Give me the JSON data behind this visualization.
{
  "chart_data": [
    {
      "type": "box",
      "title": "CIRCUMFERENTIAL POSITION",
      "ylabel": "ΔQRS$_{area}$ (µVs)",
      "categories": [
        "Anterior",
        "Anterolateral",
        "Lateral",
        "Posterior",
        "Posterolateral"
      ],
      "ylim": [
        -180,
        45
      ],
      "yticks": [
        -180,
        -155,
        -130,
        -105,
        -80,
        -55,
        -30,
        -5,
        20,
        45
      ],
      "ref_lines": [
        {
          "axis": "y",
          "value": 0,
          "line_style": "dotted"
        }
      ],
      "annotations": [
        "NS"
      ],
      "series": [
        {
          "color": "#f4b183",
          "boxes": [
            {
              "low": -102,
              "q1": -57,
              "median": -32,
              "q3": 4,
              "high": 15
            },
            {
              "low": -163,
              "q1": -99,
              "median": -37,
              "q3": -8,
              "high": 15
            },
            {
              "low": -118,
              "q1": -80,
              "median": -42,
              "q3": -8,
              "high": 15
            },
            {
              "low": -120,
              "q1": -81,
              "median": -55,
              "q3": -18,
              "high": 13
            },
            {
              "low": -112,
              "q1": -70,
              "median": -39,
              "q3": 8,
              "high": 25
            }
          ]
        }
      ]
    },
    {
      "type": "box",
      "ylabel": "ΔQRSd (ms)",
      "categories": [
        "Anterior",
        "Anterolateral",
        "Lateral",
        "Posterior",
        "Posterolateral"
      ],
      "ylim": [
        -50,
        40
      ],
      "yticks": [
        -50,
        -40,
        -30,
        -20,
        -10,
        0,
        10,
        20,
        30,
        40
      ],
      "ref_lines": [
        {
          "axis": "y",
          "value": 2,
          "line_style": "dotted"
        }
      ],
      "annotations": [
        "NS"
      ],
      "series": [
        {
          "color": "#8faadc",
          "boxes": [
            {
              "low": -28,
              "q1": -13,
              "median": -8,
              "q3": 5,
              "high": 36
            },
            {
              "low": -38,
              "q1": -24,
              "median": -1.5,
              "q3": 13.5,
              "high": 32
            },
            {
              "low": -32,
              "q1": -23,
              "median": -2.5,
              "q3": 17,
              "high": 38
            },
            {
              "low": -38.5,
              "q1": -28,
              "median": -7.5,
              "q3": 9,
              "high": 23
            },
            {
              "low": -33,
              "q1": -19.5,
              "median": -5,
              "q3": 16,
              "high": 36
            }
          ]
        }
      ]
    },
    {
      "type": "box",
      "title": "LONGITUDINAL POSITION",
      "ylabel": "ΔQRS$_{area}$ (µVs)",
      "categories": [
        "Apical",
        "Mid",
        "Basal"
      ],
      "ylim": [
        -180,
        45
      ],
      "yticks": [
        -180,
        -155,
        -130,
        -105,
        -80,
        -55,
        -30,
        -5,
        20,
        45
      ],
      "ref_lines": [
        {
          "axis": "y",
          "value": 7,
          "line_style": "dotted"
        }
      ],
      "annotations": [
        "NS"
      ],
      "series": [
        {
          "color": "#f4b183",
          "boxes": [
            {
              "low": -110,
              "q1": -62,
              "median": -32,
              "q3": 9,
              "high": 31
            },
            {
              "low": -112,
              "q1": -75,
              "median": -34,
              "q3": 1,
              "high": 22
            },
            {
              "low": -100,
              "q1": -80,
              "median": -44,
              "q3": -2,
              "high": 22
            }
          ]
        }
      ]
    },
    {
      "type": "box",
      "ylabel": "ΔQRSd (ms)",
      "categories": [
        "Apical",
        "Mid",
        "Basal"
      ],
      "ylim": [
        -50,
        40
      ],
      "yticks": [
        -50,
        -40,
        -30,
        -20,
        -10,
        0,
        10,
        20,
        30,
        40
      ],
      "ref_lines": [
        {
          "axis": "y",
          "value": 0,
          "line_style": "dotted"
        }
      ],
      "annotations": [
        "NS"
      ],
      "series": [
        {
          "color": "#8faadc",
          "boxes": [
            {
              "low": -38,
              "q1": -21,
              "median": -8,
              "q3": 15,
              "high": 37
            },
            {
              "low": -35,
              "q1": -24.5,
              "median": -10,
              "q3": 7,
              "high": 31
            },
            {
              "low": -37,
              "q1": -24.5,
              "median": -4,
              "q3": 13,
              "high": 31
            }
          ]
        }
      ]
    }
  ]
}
______________________________
» **GIVEN PROBLEM**:
Would you restate each of the entries word for word?

» **THE OUTPUT**:
Give me the JSON data behind this visualization.
{
  "chart_data": [
    {
      "type": "box",
      "title": "CIRCUMFERENTIAL POSITION",
      "ylabel": "ΔQRS$_{area}$ (µVs)",
      "categories": [
        "Anterior",
        "Anterolateral",
        "Lateral",
        "Posterior",
        "Posterolateral"
      ],
      "ylim": [
        -180,
        45
      ],
      "yticks": [
        -180,
        -155,
        -130,
        -105,
        -80,
        -55,
        -30,
        -5,
        20,
        45
      ],
      "ref_lines": [
        {
          "axis": "y",
          "value": 0,
          "line_style": "dotted"
        }
      ],
      "annotations": [
        "NS"
      ],
      "series": [
        {
          "color": "#f4b183",
          "boxes": [
            {
              "low": -102,
              "q1": -57,
              "median": -32,
              "q3": 4,
              "high": 15
            },
            {
              "low": -163,
              "q1": -99,
              "median": -37,
              "q3": -8,
              "high": 15
            },
            {
              "low": -118,
              "q1": -80,
              "median": -42,
              "q3": -8,
              "high": 15
            },
            {
              "low": -120,
              "q1": -81,
              "median": -55,
              "q3": -18,
              "high": 13
            },
            {
              "low": -112,
              "q1": -70,
              "median": -39,
              "q3": 8,
              "high": 25
            }
          ]
        }
      ]
    },
    {
      "type": "box",
      "ylabel": "ΔQRSd (ms)",
      "categories": [
        "Anterior",
        "Anterolateral",
        "Lateral",
        "Posterior",
        "Posterolateral"
      ],
      "ylim": [
        -50,
        40
      ],
      "yticks": [
        -50,
        -40,
        -30,
        -20,
        -10,
        0,
        10,
        20,
        30,
        40
      ],
      "ref_lines": [
        {
          "axis": "y",
          "value": 2,
          "line_style": "dotted"
        }
      ],
      "annotations": [
        "NS"
      ],
      "series": [
        {
          "color": "#8faadc",
          "boxes": [
            {
              "low": -28,
              "q1": -13,
              "median": -8,
              "q3": 5,
              "high": 36
            },
            {
              "low": -38,
              "q1": -24,
              "median": -1.5,
              "q3": 13.5,
              "high": 32
            },
            {
              "low": -32,
              "q1": -23,
              "median": -2.5,
              "q3": 17,
              "high": 38
            },
            {
              "low": -38.5,
              "q1": -28,
              "median": -7.5,
              "q3": 9,
              "high": 23
            },
            {
              "low": -33,
              "q1": -19.5,
              "median": -5,
              "q3": 16,
              "high": 36
            }
          ]
        }
      ]
    },
    {
      "type": "box",
      "title": "LONGITUDINAL POSITION",
      "ylabel": "ΔQRS$_{area}$ (µVs)",
      "categories": [
        "Apical",
        "Mid",
        "Basal"
      ],
      "ylim": [
        -180,
        45
      ],
      "yticks": [
        -180,
        -155,
        -130,
        -105,
        -80,
        -55,
        -30,
        -5,
        20,
        45
      ],
      "ref_lines": [
        {
          "axis": "y",
          "value": 7,
          "line_style": "dotted"
        }
      ],
      "annotations": [
        "NS"
      ],
      "series": [
        {
          "color": "#f4b183",
          "boxes": [
            {
              "low": -110,
              "q1": -62,
              "median": -32,
              "q3": 9,
              "high": 31
            },
            {
              "low": -112,
              "q1": -75,
              "median": -34,
              "q3": 1,
              "high": 22
            },
            {
              "low": -100,
              "q1": -80,
              "median": -44,
              "q3": -2,
              "high": 22
            }
          ]
        }
      ]
    },
    {
      "type": "box",
      "ylabel": "ΔQRSd (ms)",
      "categories": [
        "Apical",
        "Mid",
        "Basal"
      ],
      "ylim": [
        -50,
        40
      ],
      "yticks": [
        -50,
        -40,
        -30,
        -20,
        -10,
        0,
        10,
        20,
        30,
        40
      ],
      "ref_lines": [
        {
          "axis": "y",
          "value": 0,
          "line_style": "dotted"
        }
      ],
      "annotations": [
        "NS"
      ],
      "series": [
        {
          "color": "#8faadc",
          "boxes": [
            {
              "low": -38,
              "q1": -21,
              "median": -8,
              "q3": 15,
              "high": 37
            },
            {
              "low": -35,
              "q1": -24.5,
              "median": -10,
              "q3": 7,
              "high": 31
            },
            {
              "low": -37,
              "q1": -24.5,
              "median": -4,
              "q3": 13,
              "high": 31
            }
          ]
        }
      ]
    }
  ]
}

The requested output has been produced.